*Data to use*:
*****
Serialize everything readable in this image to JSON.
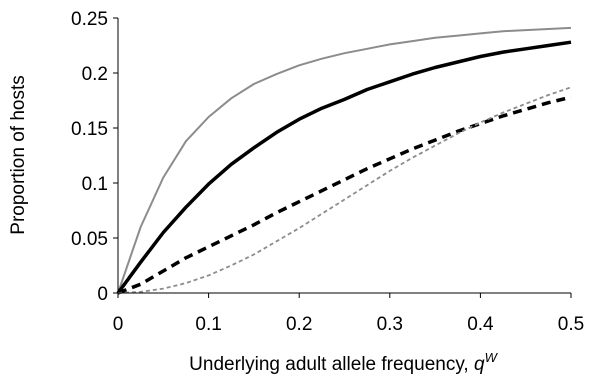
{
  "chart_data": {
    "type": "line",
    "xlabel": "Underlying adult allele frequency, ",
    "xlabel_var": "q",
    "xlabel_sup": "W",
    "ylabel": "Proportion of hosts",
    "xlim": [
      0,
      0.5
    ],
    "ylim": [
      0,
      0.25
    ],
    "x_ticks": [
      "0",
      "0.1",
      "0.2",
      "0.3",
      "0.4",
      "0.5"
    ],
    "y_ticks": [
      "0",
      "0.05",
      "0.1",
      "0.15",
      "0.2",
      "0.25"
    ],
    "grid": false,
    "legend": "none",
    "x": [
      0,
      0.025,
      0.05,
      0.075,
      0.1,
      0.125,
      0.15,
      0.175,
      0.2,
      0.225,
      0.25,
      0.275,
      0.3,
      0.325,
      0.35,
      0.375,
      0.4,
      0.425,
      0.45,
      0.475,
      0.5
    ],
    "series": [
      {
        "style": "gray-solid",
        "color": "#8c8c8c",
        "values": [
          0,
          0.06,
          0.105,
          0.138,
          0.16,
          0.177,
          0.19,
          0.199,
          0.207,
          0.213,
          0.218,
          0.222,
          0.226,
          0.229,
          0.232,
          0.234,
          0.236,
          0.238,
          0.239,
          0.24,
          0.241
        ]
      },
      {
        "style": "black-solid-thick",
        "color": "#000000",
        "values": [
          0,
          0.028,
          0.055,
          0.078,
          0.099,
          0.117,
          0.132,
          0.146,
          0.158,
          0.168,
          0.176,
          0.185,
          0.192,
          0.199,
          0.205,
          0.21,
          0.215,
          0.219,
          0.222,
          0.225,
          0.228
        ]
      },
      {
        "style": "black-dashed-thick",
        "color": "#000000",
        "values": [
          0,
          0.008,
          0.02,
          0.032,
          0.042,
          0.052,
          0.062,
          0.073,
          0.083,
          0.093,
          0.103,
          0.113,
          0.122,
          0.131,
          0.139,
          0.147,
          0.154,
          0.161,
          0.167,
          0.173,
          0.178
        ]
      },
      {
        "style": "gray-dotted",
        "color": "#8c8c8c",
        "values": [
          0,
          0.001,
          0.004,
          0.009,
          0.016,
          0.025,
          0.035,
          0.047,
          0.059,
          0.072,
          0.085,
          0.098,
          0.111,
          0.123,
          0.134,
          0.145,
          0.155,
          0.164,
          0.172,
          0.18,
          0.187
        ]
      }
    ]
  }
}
*****
Give all the lines above again, character for character, without pictures.

Serialize everything readable in this image to JSON.
{
  "chart_data": {
    "type": "line",
    "xlabel": "Underlying adult allele frequency, ",
    "xlabel_var": "q",
    "xlabel_sup": "W",
    "ylabel": "Proportion of hosts",
    "xlim": [
      0,
      0.5
    ],
    "ylim": [
      0,
      0.25
    ],
    "x_ticks": [
      "0",
      "0.1",
      "0.2",
      "0.3",
      "0.4",
      "0.5"
    ],
    "y_ticks": [
      "0",
      "0.05",
      "0.1",
      "0.15",
      "0.2",
      "0.25"
    ],
    "grid": false,
    "legend": "none",
    "x": [
      0,
      0.025,
      0.05,
      0.075,
      0.1,
      0.125,
      0.15,
      0.175,
      0.2,
      0.225,
      0.25,
      0.275,
      0.3,
      0.325,
      0.35,
      0.375,
      0.4,
      0.425,
      0.45,
      0.475,
      0.5
    ],
    "series": [
      {
        "style": "gray-solid",
        "color": "#8c8c8c",
        "values": [
          0,
          0.06,
          0.105,
          0.138,
          0.16,
          0.177,
          0.19,
          0.199,
          0.207,
          0.213,
          0.218,
          0.222,
          0.226,
          0.229,
          0.232,
          0.234,
          0.236,
          0.238,
          0.239,
          0.24,
          0.241
        ]
      },
      {
        "style": "black-solid-thick",
        "color": "#000000",
        "values": [
          0,
          0.028,
          0.055,
          0.078,
          0.099,
          0.117,
          0.132,
          0.146,
          0.158,
          0.168,
          0.176,
          0.185,
          0.192,
          0.199,
          0.205,
          0.21,
          0.215,
          0.219,
          0.222,
          0.225,
          0.228
        ]
      },
      {
        "style": "black-dashed-thick",
        "color": "#000000",
        "values": [
          0,
          0.008,
          0.02,
          0.032,
          0.042,
          0.052,
          0.062,
          0.073,
          0.083,
          0.093,
          0.103,
          0.113,
          0.122,
          0.131,
          0.139,
          0.147,
          0.154,
          0.161,
          0.167,
          0.173,
          0.178
        ]
      },
      {
        "style": "gray-dotted",
        "color": "#8c8c8c",
        "values": [
          0,
          0.001,
          0.004,
          0.009,
          0.016,
          0.025,
          0.035,
          0.047,
          0.059,
          0.072,
          0.085,
          0.098,
          0.111,
          0.123,
          0.134,
          0.145,
          0.155,
          0.164,
          0.172,
          0.18,
          0.187
        ]
      }
    ]
  }
}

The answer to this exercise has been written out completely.